## DOCUMENT EXCERPT
..............................

Pat Kirtley lives in Nelson County, Kentucky.

Influences and technique 

Kirtley's musical influences are quite diverse. He names among others Chet Atkins, Jerry Reed, Lenny Breau, Merle Travis, Mose Rager, Les Paul, Doc Watson, Antonín Dvořák, Johann Sebastian Bach, Edgar Varèse, Antonio Carlos Jobim, Luis Bonfa, John Cage, Harry Partch, Wendy Carlos, Jimi Hendrix, Bernard Herrmann, Dave Brubeck, Frank Zappa, David Crosby, Wes Montgomery and Keith Jarrett.

In the early years of his career he drew from country and bluegrass sources, but at the close of the '80s he began to explore Irish – Celtic music, using alternate tunings like DADGAD in guitar arrangements of Irish fiddle and airs. Later he ventured to Brazilian and South American music, adding to a repertoire not easily categorized. His compositions are a blend of folk, pop, and other traditions.

Coming from Kentucky, his "finger-" or "thumbpicker"-roots are close to the playing of Chet Atkins, Merle Travis and Doc Watson. Kirtley uses his thumb for a regular and driving alternate bass while playing the melody with the other fingers. This melody is often syncopated and creates a swinging tension in conjunction with the regular alternate bass. Additionally he uses the frailing-technique like a banjo player by lightly brushing several or all strings, alternating down- and upstrokes with bass notes. His bass-lines are meticulously composed and often repeatedly take over parts of the melody. In several of his pieces he uses single note runs build from open and fretted strings creating a very particular sound, mostly in intro- and outro-parts and bridges leading from one part of the piece to the next. Kirtley mainly composes short and clearly structured pieces, containing three choruses, with variations in the second and third chorus and an ending repeating the main melody.

..............................

## DATASET CONTENT
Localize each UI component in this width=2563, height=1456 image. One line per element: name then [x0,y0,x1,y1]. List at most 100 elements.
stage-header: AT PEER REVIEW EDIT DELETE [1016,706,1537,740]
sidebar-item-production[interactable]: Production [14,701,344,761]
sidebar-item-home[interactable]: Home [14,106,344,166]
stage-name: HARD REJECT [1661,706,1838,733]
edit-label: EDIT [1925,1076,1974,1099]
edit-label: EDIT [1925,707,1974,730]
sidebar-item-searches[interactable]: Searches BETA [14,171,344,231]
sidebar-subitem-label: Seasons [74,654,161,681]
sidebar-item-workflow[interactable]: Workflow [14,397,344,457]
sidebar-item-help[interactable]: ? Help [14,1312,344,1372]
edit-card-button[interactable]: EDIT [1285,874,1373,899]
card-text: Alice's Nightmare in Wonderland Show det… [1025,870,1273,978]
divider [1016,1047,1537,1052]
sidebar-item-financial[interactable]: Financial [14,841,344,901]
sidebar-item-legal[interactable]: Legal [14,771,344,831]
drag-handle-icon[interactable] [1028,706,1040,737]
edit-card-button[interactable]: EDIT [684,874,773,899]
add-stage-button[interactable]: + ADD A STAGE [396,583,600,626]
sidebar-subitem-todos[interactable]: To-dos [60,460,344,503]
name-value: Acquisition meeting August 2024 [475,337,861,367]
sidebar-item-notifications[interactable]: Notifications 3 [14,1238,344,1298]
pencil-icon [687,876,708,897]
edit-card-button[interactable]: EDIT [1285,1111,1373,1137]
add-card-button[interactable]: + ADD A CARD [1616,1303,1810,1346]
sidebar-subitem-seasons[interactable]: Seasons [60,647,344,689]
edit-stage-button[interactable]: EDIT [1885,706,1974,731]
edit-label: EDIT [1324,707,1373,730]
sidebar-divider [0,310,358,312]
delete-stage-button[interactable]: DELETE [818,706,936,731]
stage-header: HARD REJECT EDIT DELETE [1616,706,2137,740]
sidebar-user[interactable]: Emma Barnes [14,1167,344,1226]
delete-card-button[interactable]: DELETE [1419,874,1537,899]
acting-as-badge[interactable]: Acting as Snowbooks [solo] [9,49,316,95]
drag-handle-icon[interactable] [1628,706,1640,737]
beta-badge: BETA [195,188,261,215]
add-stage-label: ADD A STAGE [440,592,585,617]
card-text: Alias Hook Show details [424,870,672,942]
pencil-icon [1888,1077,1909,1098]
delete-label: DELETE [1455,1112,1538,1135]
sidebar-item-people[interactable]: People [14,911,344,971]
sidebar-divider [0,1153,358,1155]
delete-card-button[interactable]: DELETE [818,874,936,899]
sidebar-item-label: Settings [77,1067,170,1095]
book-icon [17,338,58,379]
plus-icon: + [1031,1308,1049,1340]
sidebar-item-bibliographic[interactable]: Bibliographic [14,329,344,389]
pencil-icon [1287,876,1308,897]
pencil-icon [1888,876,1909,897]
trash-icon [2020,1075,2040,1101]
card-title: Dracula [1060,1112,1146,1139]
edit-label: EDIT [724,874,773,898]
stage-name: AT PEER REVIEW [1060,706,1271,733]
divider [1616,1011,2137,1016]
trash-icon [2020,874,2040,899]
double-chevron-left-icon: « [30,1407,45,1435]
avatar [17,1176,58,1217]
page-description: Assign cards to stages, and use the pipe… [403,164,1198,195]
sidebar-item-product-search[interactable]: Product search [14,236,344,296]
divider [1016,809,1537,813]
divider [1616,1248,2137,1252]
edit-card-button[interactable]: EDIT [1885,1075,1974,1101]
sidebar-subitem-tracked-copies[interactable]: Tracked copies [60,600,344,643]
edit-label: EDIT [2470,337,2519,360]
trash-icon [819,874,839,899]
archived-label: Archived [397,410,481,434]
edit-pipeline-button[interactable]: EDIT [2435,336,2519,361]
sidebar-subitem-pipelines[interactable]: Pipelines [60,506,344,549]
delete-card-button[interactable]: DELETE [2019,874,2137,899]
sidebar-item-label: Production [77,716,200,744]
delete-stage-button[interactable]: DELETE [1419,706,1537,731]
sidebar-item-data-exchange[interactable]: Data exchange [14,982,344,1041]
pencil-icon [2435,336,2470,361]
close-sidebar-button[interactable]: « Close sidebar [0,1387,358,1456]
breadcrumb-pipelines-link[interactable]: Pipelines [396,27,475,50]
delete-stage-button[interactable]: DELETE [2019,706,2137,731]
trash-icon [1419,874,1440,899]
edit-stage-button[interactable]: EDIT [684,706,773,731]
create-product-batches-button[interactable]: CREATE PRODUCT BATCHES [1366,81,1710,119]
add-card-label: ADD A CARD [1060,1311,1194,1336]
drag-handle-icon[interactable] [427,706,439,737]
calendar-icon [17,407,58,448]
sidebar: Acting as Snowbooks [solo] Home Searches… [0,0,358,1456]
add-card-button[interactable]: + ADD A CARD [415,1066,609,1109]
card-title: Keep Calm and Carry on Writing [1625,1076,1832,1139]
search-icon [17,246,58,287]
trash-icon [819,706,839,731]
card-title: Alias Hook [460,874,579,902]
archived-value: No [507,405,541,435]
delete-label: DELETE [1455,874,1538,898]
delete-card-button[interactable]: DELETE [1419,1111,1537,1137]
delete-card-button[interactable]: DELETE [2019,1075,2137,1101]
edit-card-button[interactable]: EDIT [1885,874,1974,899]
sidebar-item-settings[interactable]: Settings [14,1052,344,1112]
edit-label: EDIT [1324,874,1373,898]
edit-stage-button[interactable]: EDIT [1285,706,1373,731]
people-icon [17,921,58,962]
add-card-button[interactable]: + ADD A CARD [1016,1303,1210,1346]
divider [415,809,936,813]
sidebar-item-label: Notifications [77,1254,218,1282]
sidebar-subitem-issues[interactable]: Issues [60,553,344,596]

..............................

## CHALLENGE
Repeat word for word the stretch of the Pat Kirtley text from "Influences and technique" through "and other traditions.". Draw only on the text about Pat Kirtley.

## ANSWER TO THIS TASK
Influences and technique 

Kirtley's musical influences are quite diverse. He names among others Chet Atkins, Jerry Reed, Lenny Breau, Merle Travis, Mose Rager, Les Paul, Doc Watson, Antonín Dvořák, Johann Sebastian Bach, Edgar Varèse, Antonio Carlos Jobim, Luis Bonfa, John Cage, Harry Partch, Wendy Carlos, Jimi Hendrix, Bernard Herrmann, Dave Brubeck, Frank Zappa, David Crosby, Wes Montgomery and Keith Jarrett.

In the early years of his career he drew from country and bluegrass sources, but at the close of the '80s he began to explore Irish – Celtic music, using alternate tunings like DADGAD in guitar arrangements of Irish fiddle and airs. Later he ventured to Brazilian and South American music, adding to a repertoire not easily categorized. His compositions are a blend of folk, pop, and other traditions.